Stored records
>>
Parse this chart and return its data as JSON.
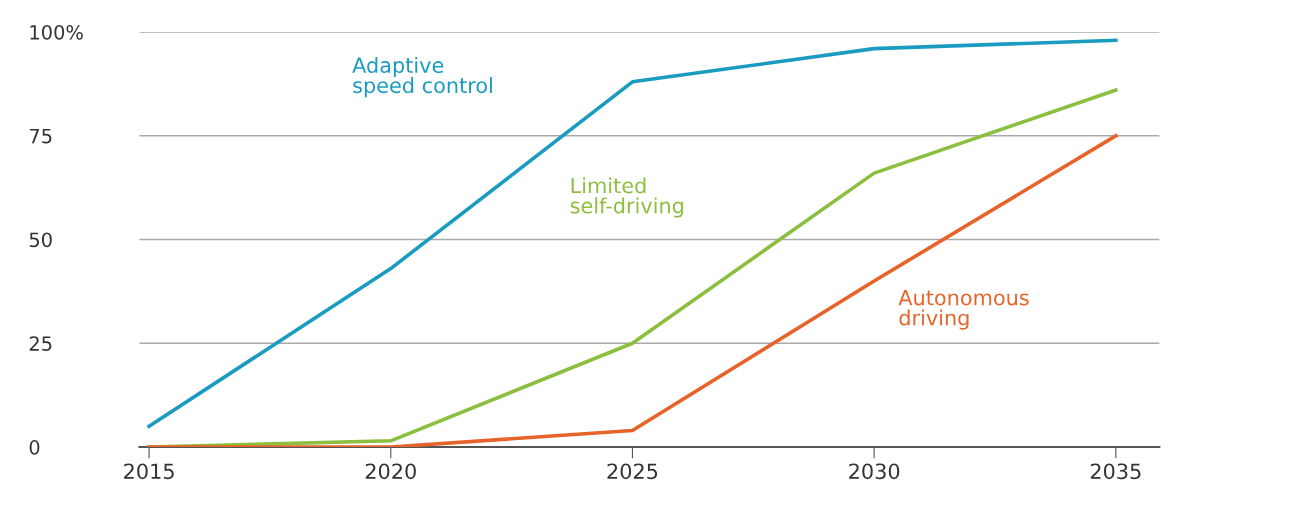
{
  "chart_data": {
    "type": "line",
    "x": [
      2015,
      2020,
      2025,
      2030,
      2035
    ],
    "series": [
      {
        "name": "Adaptive\nspeed control",
        "color": "#1a9bc0",
        "values": [
          5,
          43,
          88,
          96,
          98
        ]
      },
      {
        "name": "Limited\nself-driving",
        "color": "#8cbf3f",
        "values": [
          0,
          1.5,
          25,
          66,
          86
        ]
      },
      {
        "name": "Autonomous\ndriving",
        "color": "#e8632a",
        "values": [
          0,
          0,
          4,
          40,
          75
        ]
      }
    ],
    "xlim": [
      2014.8,
      2035.9
    ],
    "xticks": [
      2015,
      2020,
      2025,
      2030,
      2035
    ],
    "ylim": [
      0,
      100
    ],
    "yticks": [
      0,
      25,
      50,
      75,
      {
        "value": 100,
        "label": "100%"
      }
    ],
    "grid": "y",
    "legend": false,
    "marker": "none",
    "line_style": "solid"
  }
}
<<
GIVEN REQUEST: Restate each entry word for word, leaving out any pictures.

ANSWER TO THIS EXERCISE:
Parse this chart and return its data as JSON.
{
  "chart_data": {
    "type": "line",
    "x": [
      2015,
      2020,
      2025,
      2030,
      2035
    ],
    "series": [
      {
        "name": "Adaptive\nspeed control",
        "color": "#1a9bc0",
        "values": [
          5,
          43,
          88,
          96,
          98
        ]
      },
      {
        "name": "Limited\nself-driving",
        "color": "#8cbf3f",
        "values": [
          0,
          1.5,
          25,
          66,
          86
        ]
      },
      {
        "name": "Autonomous\ndriving",
        "color": "#e8632a",
        "values": [
          0,
          0,
          4,
          40,
          75
        ]
      }
    ],
    "xlim": [
      2014.8,
      2035.9
    ],
    "xticks": [
      2015,
      2020,
      2025,
      2030,
      2035
    ],
    "ylim": [
      0,
      100
    ],
    "yticks": [
      0,
      25,
      50,
      75,
      {
        "value": 100,
        "label": "100%"
      }
    ],
    "grid": "y",
    "legend": false,
    "marker": "none",
    "line_style": "solid"
  }
}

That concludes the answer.